BEGIN
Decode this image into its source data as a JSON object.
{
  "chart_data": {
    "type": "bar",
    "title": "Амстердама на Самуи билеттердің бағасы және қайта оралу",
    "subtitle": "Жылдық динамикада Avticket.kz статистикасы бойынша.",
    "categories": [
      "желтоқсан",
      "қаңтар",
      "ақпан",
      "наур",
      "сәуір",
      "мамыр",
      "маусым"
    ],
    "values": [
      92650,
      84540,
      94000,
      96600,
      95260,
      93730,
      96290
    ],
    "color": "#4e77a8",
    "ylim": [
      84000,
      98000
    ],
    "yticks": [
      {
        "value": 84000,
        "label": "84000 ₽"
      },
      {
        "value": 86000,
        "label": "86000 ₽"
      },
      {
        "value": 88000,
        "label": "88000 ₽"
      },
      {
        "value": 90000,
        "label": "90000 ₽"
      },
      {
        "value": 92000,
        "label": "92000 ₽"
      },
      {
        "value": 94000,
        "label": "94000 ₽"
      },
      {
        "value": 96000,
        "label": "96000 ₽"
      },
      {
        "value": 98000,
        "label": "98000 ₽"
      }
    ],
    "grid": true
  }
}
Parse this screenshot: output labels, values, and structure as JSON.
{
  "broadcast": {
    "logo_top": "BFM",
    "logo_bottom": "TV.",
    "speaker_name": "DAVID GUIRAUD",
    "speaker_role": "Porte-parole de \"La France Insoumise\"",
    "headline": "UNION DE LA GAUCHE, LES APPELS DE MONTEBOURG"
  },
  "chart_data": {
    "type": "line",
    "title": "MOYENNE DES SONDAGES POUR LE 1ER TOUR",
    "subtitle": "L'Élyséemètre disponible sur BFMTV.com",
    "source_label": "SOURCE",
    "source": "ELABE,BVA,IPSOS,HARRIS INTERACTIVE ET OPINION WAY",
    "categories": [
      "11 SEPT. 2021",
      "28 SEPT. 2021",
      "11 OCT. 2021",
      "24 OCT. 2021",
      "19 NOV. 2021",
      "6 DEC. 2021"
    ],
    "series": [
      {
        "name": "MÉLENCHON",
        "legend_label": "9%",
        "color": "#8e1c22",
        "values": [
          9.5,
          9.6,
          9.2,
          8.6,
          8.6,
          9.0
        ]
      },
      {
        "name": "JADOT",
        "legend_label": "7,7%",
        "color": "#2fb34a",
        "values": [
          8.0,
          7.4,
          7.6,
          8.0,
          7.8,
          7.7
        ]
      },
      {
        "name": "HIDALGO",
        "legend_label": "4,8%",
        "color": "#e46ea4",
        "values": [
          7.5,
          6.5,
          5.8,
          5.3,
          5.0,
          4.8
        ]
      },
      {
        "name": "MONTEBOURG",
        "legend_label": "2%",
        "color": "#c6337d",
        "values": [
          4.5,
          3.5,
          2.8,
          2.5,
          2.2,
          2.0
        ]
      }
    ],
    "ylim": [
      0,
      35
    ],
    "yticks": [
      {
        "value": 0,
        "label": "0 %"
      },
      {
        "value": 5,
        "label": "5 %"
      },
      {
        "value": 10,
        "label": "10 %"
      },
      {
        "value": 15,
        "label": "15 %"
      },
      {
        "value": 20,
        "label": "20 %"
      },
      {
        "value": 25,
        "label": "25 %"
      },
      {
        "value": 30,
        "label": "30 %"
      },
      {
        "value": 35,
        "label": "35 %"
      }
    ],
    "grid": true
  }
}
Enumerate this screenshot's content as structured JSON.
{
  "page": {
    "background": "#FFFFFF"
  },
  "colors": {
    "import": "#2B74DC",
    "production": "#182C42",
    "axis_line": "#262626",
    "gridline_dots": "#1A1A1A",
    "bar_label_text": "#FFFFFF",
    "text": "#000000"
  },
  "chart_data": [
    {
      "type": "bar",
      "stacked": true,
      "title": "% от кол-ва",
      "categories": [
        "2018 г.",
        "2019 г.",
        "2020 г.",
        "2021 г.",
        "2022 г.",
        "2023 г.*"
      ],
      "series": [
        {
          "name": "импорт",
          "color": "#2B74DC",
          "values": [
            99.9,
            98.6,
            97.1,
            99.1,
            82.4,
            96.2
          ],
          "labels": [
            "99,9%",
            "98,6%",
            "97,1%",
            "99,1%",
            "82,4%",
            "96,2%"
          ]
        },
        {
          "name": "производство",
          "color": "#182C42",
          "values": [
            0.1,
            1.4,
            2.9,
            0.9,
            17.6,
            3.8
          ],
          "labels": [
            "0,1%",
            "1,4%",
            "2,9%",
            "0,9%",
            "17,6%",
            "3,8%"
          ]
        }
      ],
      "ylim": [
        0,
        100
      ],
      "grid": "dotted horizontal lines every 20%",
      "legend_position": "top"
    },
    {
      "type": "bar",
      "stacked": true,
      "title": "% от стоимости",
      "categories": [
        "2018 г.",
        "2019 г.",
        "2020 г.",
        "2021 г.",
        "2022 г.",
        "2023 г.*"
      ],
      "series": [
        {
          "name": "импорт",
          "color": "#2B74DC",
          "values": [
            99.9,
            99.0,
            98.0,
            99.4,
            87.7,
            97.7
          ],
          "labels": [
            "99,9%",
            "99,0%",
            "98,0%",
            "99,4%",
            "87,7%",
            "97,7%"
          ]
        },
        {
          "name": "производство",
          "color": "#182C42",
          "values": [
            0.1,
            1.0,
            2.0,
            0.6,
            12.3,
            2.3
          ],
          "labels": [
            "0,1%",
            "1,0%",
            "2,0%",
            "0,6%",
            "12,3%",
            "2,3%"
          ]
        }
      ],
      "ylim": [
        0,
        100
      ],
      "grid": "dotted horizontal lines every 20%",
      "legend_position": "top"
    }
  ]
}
END
# WHAT IS REQUIRED
Write out the entries above once more, without altering anything.

# OUTPUT BELOW
Decode this image into its source data as a JSON object.
{
  "chart_data": {
    "type": "bar",
    "title": "Амстердама на Самуи билеттердің бағасы және қайта оралу",
    "subtitle": "Жылдық динамикада Avticket.kz статистикасы бойынша.",
    "categories": [
      "желтоқсан",
      "қаңтар",
      "ақпан",
      "наур",
      "сәуір",
      "мамыр",
      "маусым"
    ],
    "values": [
      92650,
      84540,
      94000,
      96600,
      95260,
      93730,
      96290
    ],
    "color": "#4e77a8",
    "ylim": [
      84000,
      98000
    ],
    "yticks": [
      {
        "value": 84000,
        "label": "84000 ₽"
      },
      {
        "value": 86000,
        "label": "86000 ₽"
      },
      {
        "value": 88000,
        "label": "88000 ₽"
      },
      {
        "value": 90000,
        "label": "90000 ₽"
      },
      {
        "value": 92000,
        "label": "92000 ₽"
      },
      {
        "value": 94000,
        "label": "94000 ₽"
      },
      {
        "value": 96000,
        "label": "96000 ₽"
      },
      {
        "value": 98000,
        "label": "98000 ₽"
      }
    ],
    "grid": true
  }
}
Parse this screenshot: output labels, values, and structure as JSON.
{
  "broadcast": {
    "logo_top": "BFM",
    "logo_bottom": "TV.",
    "speaker_name": "DAVID GUIRAUD",
    "speaker_role": "Porte-parole de \"La France Insoumise\"",
    "headline": "UNION DE LA GAUCHE, LES APPELS DE MONTEBOURG"
  },
  "chart_data": {
    "type": "line",
    "title": "MOYENNE DES SONDAGES POUR LE 1ER TOUR",
    "subtitle": "L'Élyséemètre disponible sur BFMTV.com",
    "source_label": "SOURCE",
    "source": "ELABE,BVA,IPSOS,HARRIS INTERACTIVE ET OPINION WAY",
    "categories": [
      "11 SEPT. 2021",
      "28 SEPT. 2021",
      "11 OCT. 2021",
      "24 OCT. 2021",
      "19 NOV. 2021",
      "6 DEC. 2021"
    ],
    "series": [
      {
        "name": "MÉLENCHON",
        "legend_label": "9%",
        "color": "#8e1c22",
        "values": [
          9.5,
          9.6,
          9.2,
          8.6,
          8.6,
          9.0
        ]
      },
      {
        "name": "JADOT",
        "legend_label": "7,7%",
        "color": "#2fb34a",
        "values": [
          8.0,
          7.4,
          7.6,
          8.0,
          7.8,
          7.7
        ]
      },
      {
        "name": "HIDALGO",
        "legend_label": "4,8%",
        "color": "#e46ea4",
        "values": [
          7.5,
          6.5,
          5.8,
          5.3,
          5.0,
          4.8
        ]
      },
      {
        "name": "MONTEBOURG",
        "legend_label": "2%",
        "color": "#c6337d",
        "values": [
          4.5,
          3.5,
          2.8,
          2.5,
          2.2,
          2.0
        ]
      }
    ],
    "ylim": [
      0,
      35
    ],
    "yticks": [
      {
        "value": 0,
        "label": "0 %"
      },
      {
        "value": 5,
        "label": "5 %"
      },
      {
        "value": 10,
        "label": "10 %"
      },
      {
        "value": 15,
        "label": "15 %"
      },
      {
        "value": 20,
        "label": "20 %"
      },
      {
        "value": 25,
        "label": "25 %"
      },
      {
        "value": 30,
        "label": "30 %"
      },
      {
        "value": 35,
        "label": "35 %"
      }
    ],
    "grid": true
  }
}
Enumerate this screenshot's content as structured JSON.
{
  "page": {
    "background": "#FFFFFF"
  },
  "colors": {
    "import": "#2B74DC",
    "production": "#182C42",
    "axis_line": "#262626",
    "gridline_dots": "#1A1A1A",
    "bar_label_text": "#FFFFFF",
    "text": "#000000"
  },
  "chart_data": [
    {
      "type": "bar",
      "stacked": true,
      "title": "% от кол-ва",
      "categories": [
        "2018 г.",
        "2019 г.",
        "2020 г.",
        "2021 г.",
        "2022 г.",
        "2023 г.*"
      ],
      "series": [
        {
          "name": "импорт",
          "color": "#2B74DC",
          "values": [
            99.9,
            98.6,
            97.1,
            99.1,
            82.4,
            96.2
          ],
          "labels": [
            "99,9%",
            "98,6%",
            "97,1%",
            "99,1%",
            "82,4%",
            "96,2%"
          ]
        },
        {
          "name": "производство",
          "color": "#182C42",
          "values": [
            0.1,
            1.4,
            2.9,
            0.9,
            17.6,
            3.8
          ],
          "labels": [
            "0,1%",
            "1,4%",
            "2,9%",
            "0,9%",
            "17,6%",
            "3,8%"
          ]
        }
      ],
      "ylim": [
        0,
        100
      ],
      "grid": "dotted horizontal lines every 20%",
      "legend_position": "top"
    },
    {
      "type": "bar",
      "stacked": true,
      "title": "% от стоимости",
      "categories": [
        "2018 г.",
        "2019 г.",
        "2020 г.",
        "2021 г.",
        "2022 г.",
        "2023 г.*"
      ],
      "series": [
        {
          "name": "импорт",
          "color": "#2B74DC",
          "values": [
            99.9,
            99.0,
            98.0,
            99.4,
            87.7,
            97.7
          ],
          "labels": [
            "99,9%",
            "99,0%",
            "98,0%",
            "99,4%",
            "87,7%",
            "97,7%"
          ]
        },
        {
          "name": "производство",
          "color": "#182C42",
          "values": [
            0.1,
            1.0,
            2.0,
            0.6,
            12.3,
            2.3
          ],
          "labels": [
            "0,1%",
            "1,0%",
            "2,0%",
            "0,6%",
            "12,3%",
            "2,3%"
          ]
        }
      ],
      "ylim": [
        0,
        100
      ],
      "grid": "dotted horizontal lines every 20%",
      "legend_position": "top"
    }
  ]
}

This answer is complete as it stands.